THE DATA:
****

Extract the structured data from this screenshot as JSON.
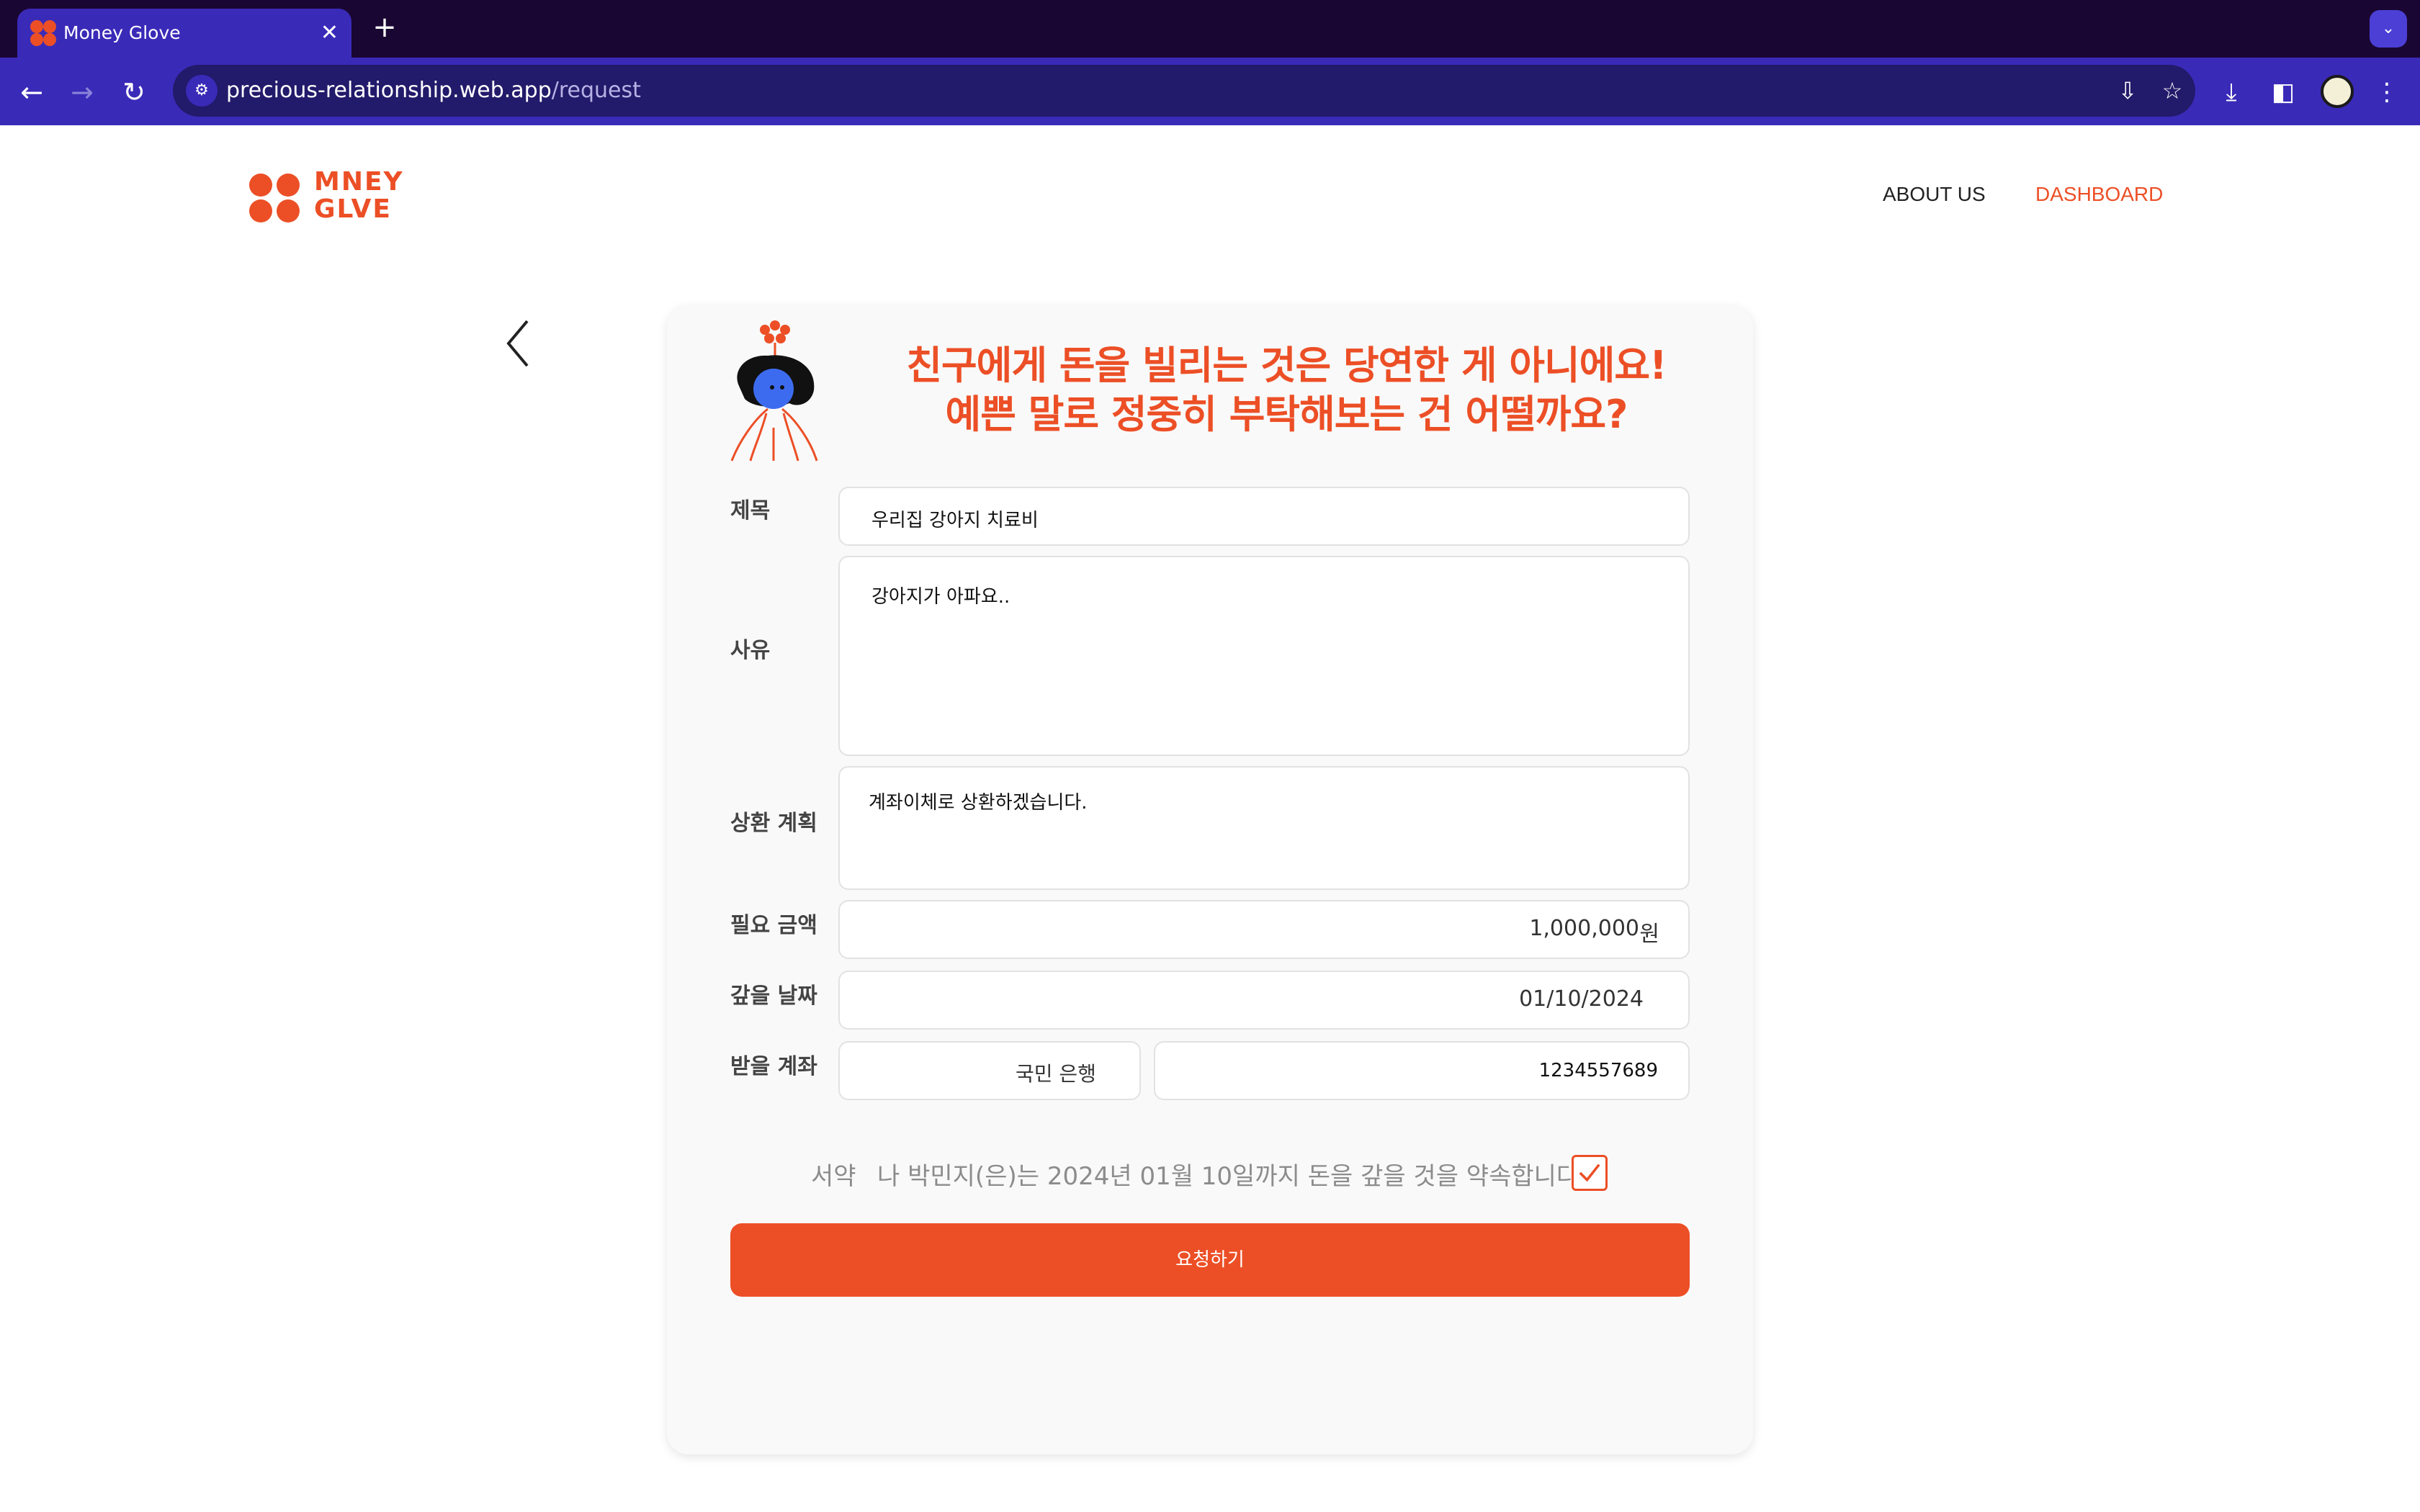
{
  "browser": {
    "tab_title": "Money Glove",
    "tab_close": "✕",
    "new_tab": "+",
    "url_host": "precious-relationship.web.app",
    "url_path": "/request"
  },
  "site": {
    "logo_line1": "MNEY",
    "logo_line2": "GLVE",
    "nav": [
      {
        "label": "ABOUT US"
      },
      {
        "label": "DASHBOARD"
      }
    ]
  },
  "form": {
    "headline_line1": "친구에게 돈을 빌리는 것은 당연한 게 아니에요!",
    "headline_line2": "예쁜 말로 정중히 부탁해보는 건 어떨까요?",
    "labels": {
      "title": "제목",
      "reason": "사유",
      "repay_plan": "상환 계획",
      "amount": "필요 금액",
      "due_date": "갚을 날짜",
      "account": "받을 계좌"
    },
    "values": {
      "title": "우리집 강아지 치료비",
      "reason": "강아지가 아파요..",
      "repay_plan": "계좌이체로 상환하겠습니다.",
      "amount": "1,000,000",
      "amount_unit": "원",
      "due_date": "01/10/2024",
      "bank": "국민 은행",
      "account_number": "1234557689"
    },
    "pledge_label": "서약",
    "pledge_text": "나 박민지(은)는 2024년 01월 10일까지 돈을 갚을 것을 약속합니다.",
    "pledge_checked": true,
    "submit_label": "요청하기"
  },
  "colors": {
    "brand": "#ec4f26",
    "chrome_dark": "#1a0632",
    "chrome_toolbar": "#3a2ab8"
  }
}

****

BRIEF:
Each entry must be retyped word for word, with every image omitted.

EXERCISE RESPONSE:
Extract the structured data from this screenshot as JSON.
{
  "browser": {
    "tab_title": "Money Glove",
    "tab_close": "✕",
    "new_tab": "+",
    "url_host": "precious-relationship.web.app",
    "url_path": "/request"
  },
  "site": {
    "logo_line1": "MNEY",
    "logo_line2": "GLVE",
    "nav": [
      {
        "label": "ABOUT US"
      },
      {
        "label": "DASHBOARD"
      }
    ]
  },
  "form": {
    "headline_line1": "친구에게 돈을 빌리는 것은 당연한 게 아니에요!",
    "headline_line2": "예쁜 말로 정중히 부탁해보는 건 어떨까요?",
    "labels": {
      "title": "제목",
      "reason": "사유",
      "repay_plan": "상환 계획",
      "amount": "필요 금액",
      "due_date": "갚을 날짜",
      "account": "받을 계좌"
    },
    "values": {
      "title": "우리집 강아지 치료비",
      "reason": "강아지가 아파요..",
      "repay_plan": "계좌이체로 상환하겠습니다.",
      "amount": "1,000,000",
      "amount_unit": "원",
      "due_date": "01/10/2024",
      "bank": "국민 은행",
      "account_number": "1234557689"
    },
    "pledge_label": "서약",
    "pledge_text": "나 박민지(은)는 2024년 01월 10일까지 돈을 갚을 것을 약속합니다.",
    "pledge_checked": true,
    "submit_label": "요청하기"
  },
  "colors": {
    "brand": "#ec4f26",
    "chrome_dark": "#1a0632",
    "chrome_toolbar": "#3a2ab8"
  }
}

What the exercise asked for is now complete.